■ Work to do
Look through the listing and locate every line containing the word "удается"; copy those lines.

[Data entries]

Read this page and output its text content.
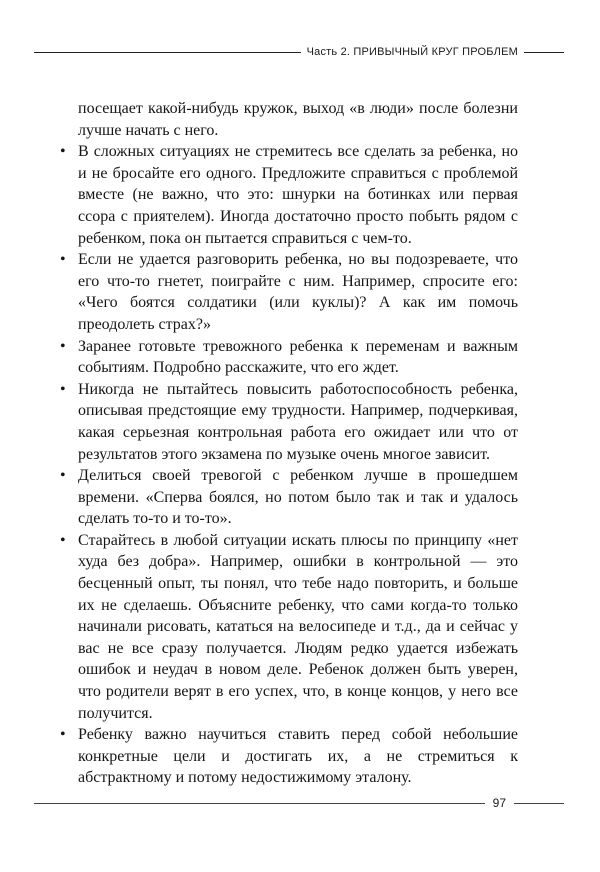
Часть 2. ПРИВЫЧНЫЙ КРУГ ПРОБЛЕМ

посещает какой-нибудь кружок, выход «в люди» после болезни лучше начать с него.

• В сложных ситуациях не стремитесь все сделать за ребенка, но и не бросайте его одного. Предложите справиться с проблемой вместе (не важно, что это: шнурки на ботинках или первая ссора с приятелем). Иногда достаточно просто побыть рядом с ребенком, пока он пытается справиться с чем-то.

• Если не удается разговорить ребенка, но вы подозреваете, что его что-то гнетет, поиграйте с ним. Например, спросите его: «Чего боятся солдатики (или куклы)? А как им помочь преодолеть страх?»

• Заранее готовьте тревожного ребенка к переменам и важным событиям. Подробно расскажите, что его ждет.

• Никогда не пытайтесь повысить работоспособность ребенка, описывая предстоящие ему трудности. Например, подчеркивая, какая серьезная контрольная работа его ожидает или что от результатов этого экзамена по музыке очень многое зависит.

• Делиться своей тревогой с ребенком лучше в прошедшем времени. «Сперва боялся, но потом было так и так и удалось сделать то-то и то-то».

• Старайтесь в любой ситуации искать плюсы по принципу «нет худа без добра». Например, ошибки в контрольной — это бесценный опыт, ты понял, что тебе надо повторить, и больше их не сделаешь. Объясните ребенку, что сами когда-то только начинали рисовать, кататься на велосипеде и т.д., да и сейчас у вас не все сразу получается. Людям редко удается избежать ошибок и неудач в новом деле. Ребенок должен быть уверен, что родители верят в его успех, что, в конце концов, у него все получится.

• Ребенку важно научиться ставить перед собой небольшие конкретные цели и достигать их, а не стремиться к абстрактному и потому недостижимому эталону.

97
* * *
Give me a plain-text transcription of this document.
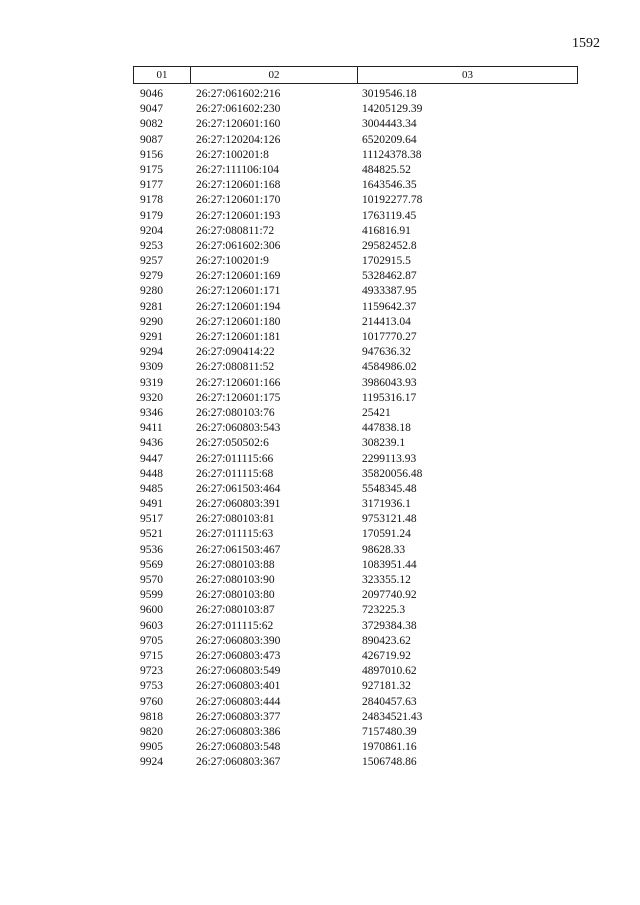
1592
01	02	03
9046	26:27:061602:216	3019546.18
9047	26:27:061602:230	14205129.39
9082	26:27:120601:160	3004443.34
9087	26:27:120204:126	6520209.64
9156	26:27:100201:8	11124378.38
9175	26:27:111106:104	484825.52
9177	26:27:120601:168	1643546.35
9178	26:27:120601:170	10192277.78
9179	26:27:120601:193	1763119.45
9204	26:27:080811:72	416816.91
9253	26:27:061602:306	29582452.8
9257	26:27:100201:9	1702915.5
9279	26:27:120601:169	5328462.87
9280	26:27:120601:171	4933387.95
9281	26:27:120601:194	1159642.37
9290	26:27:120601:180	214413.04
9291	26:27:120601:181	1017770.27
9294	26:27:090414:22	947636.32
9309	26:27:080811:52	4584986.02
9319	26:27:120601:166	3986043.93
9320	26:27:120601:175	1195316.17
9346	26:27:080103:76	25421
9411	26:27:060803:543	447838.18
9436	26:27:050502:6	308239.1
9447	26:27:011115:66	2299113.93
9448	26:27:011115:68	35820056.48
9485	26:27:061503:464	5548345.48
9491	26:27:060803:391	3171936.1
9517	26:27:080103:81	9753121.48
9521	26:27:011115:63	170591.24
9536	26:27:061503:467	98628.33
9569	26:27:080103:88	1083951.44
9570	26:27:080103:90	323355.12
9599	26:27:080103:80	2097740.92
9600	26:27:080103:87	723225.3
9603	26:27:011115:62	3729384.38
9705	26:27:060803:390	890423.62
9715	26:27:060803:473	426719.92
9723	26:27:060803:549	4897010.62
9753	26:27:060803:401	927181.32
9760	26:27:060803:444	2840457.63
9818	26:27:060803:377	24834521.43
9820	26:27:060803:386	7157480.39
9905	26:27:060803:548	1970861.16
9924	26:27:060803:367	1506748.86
--
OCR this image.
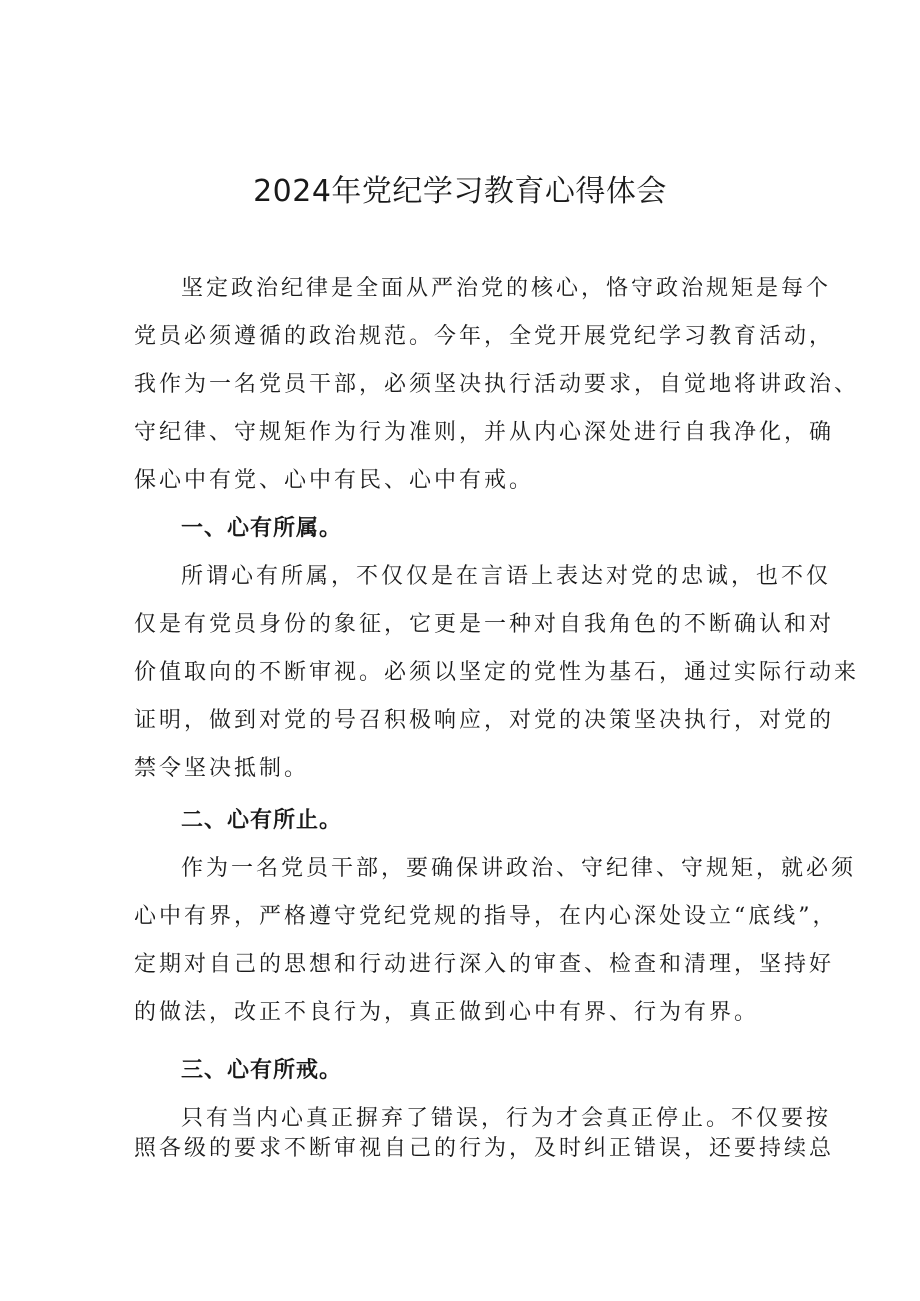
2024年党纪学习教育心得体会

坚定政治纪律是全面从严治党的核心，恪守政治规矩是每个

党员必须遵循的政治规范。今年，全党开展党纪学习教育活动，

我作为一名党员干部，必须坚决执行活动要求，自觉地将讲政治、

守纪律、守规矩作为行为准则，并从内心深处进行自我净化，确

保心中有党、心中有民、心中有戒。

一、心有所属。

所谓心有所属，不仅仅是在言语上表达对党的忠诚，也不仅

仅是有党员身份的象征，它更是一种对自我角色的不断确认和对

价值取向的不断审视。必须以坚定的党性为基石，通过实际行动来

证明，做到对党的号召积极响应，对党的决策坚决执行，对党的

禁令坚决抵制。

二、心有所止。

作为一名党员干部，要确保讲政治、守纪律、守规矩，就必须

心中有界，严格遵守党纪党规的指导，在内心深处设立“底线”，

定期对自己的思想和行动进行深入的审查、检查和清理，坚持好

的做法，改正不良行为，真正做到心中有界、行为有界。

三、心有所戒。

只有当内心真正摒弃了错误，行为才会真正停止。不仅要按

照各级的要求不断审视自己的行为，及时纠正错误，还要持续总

■ Solution for this problem
• Если не удается разговорить ребенка, но вы подозреваете, что его что-то гнетет, поиграйте с ним. Например, спросите его: «Чего боятся солдатики (или куклы)? А как им помочь преодолеть страх?»
• Старайтесь в любой ситуации искать плюсы по принципу «нет худа без добра». Например, ошибки в контрольной — это бесценный опыт, ты понял, что тебе надо повторить, и больше их не сделаешь. Объясните ребенку, что сами когда-то только начинали рисовать, кататься на велосипеде и т.д., да и сейчас у вас не все сразу получается. Людям редко удается избежать ошибок и неудач в новом деле. Ребенок должен быть уверен, что родители верят в его успех, что, в конце концов, у него все получится.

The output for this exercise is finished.